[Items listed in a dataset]
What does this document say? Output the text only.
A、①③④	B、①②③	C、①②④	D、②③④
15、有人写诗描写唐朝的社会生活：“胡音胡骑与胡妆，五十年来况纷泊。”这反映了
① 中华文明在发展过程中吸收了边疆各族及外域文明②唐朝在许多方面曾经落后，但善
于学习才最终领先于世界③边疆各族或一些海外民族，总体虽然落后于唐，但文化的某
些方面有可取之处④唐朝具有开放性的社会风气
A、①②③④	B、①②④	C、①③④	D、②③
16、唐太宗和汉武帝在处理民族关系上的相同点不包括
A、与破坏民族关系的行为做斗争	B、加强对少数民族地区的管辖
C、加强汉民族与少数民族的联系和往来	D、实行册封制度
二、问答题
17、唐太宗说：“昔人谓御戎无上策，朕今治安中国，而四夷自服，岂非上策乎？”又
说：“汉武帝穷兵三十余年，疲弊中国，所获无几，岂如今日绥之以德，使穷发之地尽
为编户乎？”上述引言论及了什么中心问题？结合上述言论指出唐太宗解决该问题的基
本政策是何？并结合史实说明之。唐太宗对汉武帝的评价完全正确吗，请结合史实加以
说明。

● Set problem
Repeat each entry word for word.

● Response to the exercise
What does this document say? Output the text only.
A、①③④	B、①②③	C、①②④	D、②③④
15、有人写诗描写唐朝的社会生活：“胡音胡骑与胡妆，五十年来况纷泊。”这反映了
① 中华文明在发展过程中吸收了边疆各族及外域文明②唐朝在许多方面曾经落后，但善
于学习才最终领先于世界③边疆各族或一些海外民族，总体虽然落后于唐，但文化的某
些方面有可取之处④唐朝具有开放性的社会风气
A、①②③④	B、①②④	C、①③④	D、②③
16、唐太宗和汉武帝在处理民族关系上的相同点不包括
A、与破坏民族关系的行为做斗争	B、加强对少数民族地区的管辖
C、加强汉民族与少数民族的联系和往来	D、实行册封制度
二、问答题
17、唐太宗说：“昔人谓御戎无上策，朕今治安中国，而四夷自服，岂非上策乎？”又
说：“汉武帝穷兵三十余年，疲弊中国，所获无几，岂如今日绥之以德，使穷发之地尽
为编户乎？”上述引言论及了什么中心问题？结合上述言论指出唐太宗解决该问题的基
本政策是何？并结合史实说明之。唐太宗对汉武帝的评价完全正确吗，请结合史实加以
说明。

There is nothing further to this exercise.